Extract every line of the material that holds the string "Each".

Extracted records

★ ★ ★ ★

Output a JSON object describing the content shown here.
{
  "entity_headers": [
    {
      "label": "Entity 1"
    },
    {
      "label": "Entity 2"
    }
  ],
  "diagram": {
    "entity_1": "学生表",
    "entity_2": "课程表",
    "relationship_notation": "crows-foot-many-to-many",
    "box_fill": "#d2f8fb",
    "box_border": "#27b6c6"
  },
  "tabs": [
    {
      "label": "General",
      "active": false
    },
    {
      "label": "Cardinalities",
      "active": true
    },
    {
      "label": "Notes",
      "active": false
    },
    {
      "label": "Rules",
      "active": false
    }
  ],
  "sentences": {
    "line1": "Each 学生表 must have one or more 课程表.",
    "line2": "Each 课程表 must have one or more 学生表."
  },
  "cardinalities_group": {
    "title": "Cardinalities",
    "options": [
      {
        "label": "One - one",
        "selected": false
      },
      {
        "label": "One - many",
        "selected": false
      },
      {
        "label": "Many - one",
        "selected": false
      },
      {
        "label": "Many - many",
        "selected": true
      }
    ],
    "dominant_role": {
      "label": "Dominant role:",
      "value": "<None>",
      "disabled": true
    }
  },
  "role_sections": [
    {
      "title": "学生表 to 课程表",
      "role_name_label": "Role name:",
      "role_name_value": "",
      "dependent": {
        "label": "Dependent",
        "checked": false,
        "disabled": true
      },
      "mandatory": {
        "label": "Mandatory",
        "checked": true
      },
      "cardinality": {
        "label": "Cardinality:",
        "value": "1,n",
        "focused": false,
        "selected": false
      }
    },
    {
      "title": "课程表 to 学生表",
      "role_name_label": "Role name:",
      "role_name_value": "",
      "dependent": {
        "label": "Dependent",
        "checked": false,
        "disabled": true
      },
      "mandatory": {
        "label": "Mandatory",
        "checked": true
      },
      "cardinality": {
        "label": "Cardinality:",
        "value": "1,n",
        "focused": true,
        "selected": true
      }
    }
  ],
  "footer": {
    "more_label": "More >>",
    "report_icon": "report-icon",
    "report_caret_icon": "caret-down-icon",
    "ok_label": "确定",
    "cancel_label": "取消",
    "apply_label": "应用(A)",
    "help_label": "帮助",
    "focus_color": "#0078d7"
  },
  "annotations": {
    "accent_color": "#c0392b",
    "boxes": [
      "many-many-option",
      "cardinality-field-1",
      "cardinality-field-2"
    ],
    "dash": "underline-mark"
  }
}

★ ★ ★ ★

● **Exercise answer**
    "line1": "Each 学生表 must have one or more 课程表.",
    "line2": "Each 课程表 must have one or more 学生表."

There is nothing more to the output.